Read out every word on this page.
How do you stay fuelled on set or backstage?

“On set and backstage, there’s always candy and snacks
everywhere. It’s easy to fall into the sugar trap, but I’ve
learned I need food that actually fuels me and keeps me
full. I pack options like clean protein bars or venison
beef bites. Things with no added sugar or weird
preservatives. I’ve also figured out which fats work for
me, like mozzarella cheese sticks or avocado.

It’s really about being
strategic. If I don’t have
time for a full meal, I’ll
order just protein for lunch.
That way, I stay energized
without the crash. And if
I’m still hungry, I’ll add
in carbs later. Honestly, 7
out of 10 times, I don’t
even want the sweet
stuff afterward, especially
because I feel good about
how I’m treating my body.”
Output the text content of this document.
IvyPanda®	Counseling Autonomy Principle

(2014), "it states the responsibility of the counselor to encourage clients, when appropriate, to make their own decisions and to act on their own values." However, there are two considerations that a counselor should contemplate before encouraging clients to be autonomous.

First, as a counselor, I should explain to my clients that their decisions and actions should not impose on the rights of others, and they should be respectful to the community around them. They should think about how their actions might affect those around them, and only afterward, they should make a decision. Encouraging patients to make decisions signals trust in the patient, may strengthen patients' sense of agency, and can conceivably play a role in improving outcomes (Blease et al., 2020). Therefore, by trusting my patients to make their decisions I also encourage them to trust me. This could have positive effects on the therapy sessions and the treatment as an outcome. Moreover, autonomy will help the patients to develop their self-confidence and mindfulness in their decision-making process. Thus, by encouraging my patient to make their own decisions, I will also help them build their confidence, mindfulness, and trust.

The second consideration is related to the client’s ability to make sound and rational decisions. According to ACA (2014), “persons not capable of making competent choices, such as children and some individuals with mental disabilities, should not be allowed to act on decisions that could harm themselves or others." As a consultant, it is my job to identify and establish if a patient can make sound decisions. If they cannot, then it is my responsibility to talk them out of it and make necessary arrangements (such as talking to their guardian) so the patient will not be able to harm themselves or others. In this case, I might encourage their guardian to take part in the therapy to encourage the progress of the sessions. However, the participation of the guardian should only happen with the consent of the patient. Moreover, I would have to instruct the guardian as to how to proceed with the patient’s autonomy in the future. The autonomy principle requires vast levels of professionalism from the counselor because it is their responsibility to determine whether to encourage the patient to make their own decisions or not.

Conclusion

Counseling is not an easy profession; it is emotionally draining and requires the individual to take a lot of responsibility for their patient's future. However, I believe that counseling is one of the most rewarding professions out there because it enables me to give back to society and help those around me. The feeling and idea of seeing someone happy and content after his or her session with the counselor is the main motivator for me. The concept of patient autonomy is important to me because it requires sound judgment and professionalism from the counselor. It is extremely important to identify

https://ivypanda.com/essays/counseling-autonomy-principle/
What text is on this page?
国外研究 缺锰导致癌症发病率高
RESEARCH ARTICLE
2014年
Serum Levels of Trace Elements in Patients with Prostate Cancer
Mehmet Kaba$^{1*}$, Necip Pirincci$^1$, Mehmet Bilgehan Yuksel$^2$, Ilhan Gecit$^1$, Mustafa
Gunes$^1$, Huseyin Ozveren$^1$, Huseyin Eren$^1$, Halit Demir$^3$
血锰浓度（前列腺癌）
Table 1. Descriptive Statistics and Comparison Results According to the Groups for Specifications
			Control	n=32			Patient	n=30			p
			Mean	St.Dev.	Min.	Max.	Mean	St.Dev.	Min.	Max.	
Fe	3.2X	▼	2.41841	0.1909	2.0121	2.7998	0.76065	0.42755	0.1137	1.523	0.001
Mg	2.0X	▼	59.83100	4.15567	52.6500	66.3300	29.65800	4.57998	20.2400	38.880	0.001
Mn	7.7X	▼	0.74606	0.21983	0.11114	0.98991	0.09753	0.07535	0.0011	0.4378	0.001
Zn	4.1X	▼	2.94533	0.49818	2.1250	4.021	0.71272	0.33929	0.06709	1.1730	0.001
*****
Problem to work on =
Count lines, not occurrences. State how many lines of the entries contain the word "sugar", and add nothing.

Answer to this task =
2